━━━━━ DATASET ROWS ━━━━━

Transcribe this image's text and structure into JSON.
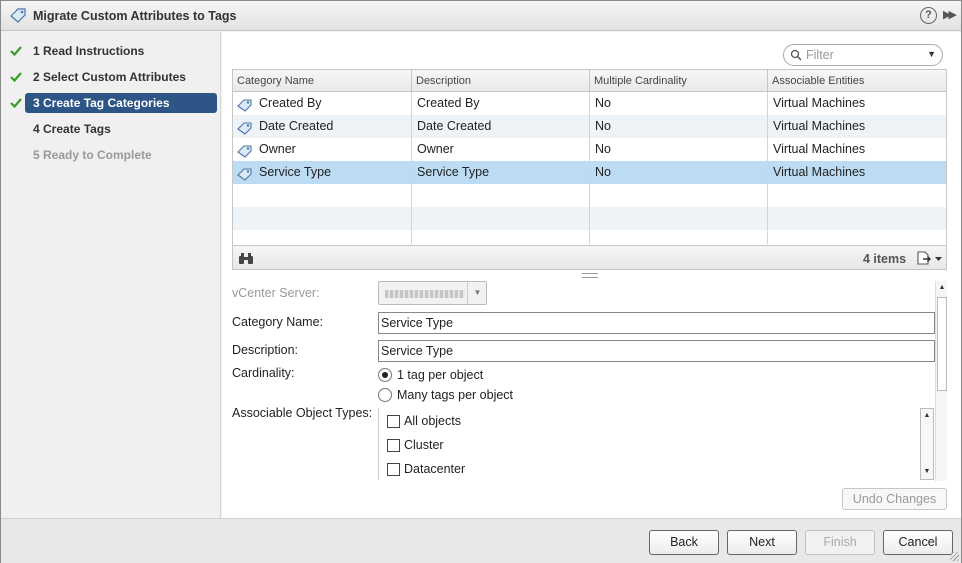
{
  "window": {
    "title": "Migrate Custom Attributes to Tags",
    "help_icon_text": "?"
  },
  "steps": [
    {
      "label": "1  Read Instructions",
      "state": "done"
    },
    {
      "label": "2  Select Custom Attributes",
      "state": "done"
    },
    {
      "label": "3  Create Tag Categories",
      "state": "active"
    },
    {
      "label": "4  Create Tags",
      "state": "pending"
    },
    {
      "label": "5  Ready to Complete",
      "state": "disabled"
    }
  ],
  "filter": {
    "placeholder": "Filter"
  },
  "grid": {
    "columns": [
      "Category Name",
      "Description",
      "Multiple Cardinality",
      "Associable Entities"
    ],
    "rows": [
      [
        "Created By",
        "Created By",
        "No",
        "Virtual Machines"
      ],
      [
        "Date Created",
        "Date Created",
        "No",
        "Virtual Machines"
      ],
      [
        "Owner",
        "Owner",
        "No",
        "Virtual Machines"
      ],
      [
        "Service Type",
        "Service Type",
        "No",
        "Virtual Machines"
      ]
    ],
    "selected_row": 3,
    "item_count": "4 items"
  },
  "form": {
    "vcenter_label": "vCenter Server:",
    "category_label": "Category Name:",
    "category_value": "Service Type",
    "description_label": "Description:",
    "description_value": "Service Type",
    "cardinality_label": "Cardinality:",
    "cardinality_options": [
      "1 tag per object",
      "Many tags per object"
    ],
    "cardinality_selected": 0,
    "object_types_label": "Associable Object Types:",
    "object_types": [
      "All objects",
      "Cluster",
      "Datacenter"
    ],
    "undo_label": "Undo Changes"
  },
  "buttons": {
    "back": "Back",
    "next": "Next",
    "finish": "Finish",
    "cancel": "Cancel"
  },
  "colors": {
    "active_step": "#2d5585",
    "selected_row": "#bcdcf4",
    "check": "#3a9a2a"
  }
}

━━━━━

## PROBLEM
Lines that hold "Custom" are the ones to copy; find all of them.

## OUTPUT
    "title": "Migrate Custom Attributes to Tags",
      "label": "2  Select Custom Attributes",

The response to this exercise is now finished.